Given problem » Scan the material that follows. Copy every line containing the word "sich".

Records provided »
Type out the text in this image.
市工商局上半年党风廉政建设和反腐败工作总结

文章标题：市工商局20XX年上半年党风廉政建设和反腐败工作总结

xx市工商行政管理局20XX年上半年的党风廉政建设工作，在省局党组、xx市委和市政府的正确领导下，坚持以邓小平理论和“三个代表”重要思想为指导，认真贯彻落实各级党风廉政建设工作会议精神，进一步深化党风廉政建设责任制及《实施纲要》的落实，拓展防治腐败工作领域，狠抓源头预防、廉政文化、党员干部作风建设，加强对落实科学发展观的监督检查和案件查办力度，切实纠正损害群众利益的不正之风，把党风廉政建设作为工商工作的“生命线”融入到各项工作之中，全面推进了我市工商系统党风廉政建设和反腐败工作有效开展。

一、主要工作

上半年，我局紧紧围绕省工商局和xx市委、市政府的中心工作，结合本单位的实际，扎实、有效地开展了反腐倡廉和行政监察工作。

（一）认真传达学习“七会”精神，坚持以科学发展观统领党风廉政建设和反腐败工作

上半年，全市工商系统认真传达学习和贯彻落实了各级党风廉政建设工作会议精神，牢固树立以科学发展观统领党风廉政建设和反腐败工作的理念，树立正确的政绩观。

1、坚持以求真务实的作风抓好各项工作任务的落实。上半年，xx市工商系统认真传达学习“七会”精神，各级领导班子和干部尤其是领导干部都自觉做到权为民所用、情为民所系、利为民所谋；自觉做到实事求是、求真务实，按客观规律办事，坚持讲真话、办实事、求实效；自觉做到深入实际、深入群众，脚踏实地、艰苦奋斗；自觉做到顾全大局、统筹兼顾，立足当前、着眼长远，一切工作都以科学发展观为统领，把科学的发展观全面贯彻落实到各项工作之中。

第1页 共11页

...

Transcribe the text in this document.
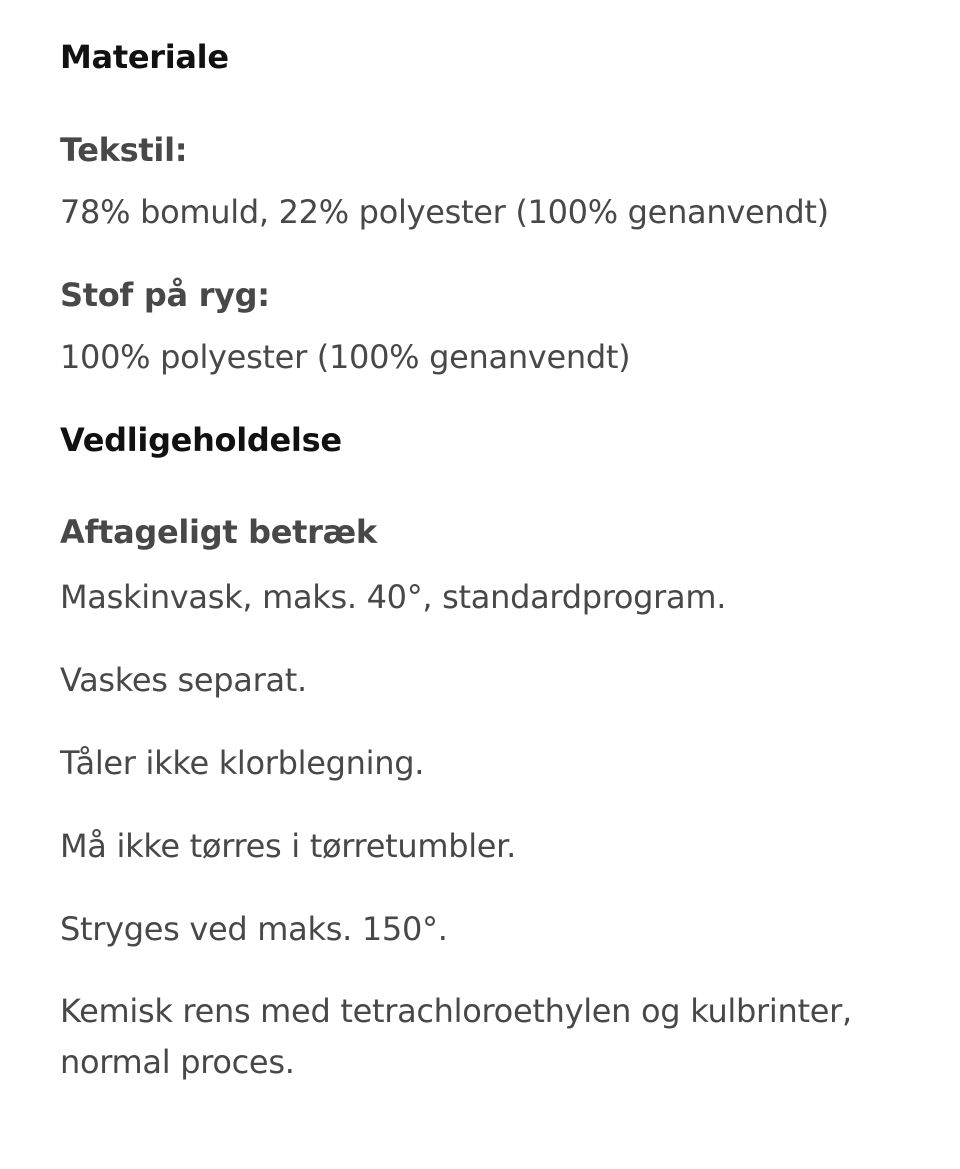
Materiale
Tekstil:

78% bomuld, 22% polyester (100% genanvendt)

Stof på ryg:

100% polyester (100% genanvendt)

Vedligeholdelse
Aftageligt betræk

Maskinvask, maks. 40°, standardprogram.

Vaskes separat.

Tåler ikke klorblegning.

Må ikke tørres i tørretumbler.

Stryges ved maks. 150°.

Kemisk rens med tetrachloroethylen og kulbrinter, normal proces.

==

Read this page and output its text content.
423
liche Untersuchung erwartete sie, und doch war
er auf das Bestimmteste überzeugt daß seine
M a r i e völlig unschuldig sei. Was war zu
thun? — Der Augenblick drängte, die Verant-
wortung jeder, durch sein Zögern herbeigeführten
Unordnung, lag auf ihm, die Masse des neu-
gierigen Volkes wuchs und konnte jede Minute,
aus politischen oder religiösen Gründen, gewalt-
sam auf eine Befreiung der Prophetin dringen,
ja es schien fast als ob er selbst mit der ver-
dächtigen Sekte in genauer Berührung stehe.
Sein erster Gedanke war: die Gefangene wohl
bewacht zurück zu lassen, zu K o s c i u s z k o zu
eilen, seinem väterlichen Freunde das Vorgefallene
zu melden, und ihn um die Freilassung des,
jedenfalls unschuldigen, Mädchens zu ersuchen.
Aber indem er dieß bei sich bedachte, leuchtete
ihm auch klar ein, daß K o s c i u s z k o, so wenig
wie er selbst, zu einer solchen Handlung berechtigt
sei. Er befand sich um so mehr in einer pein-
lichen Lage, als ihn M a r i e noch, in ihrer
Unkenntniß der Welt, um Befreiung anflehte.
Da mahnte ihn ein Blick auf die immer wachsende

Answer to this problem »
Aber indem er dieß bei sich bedachte, leuchtete
sei. Er befand sich um so mehr in einer pein-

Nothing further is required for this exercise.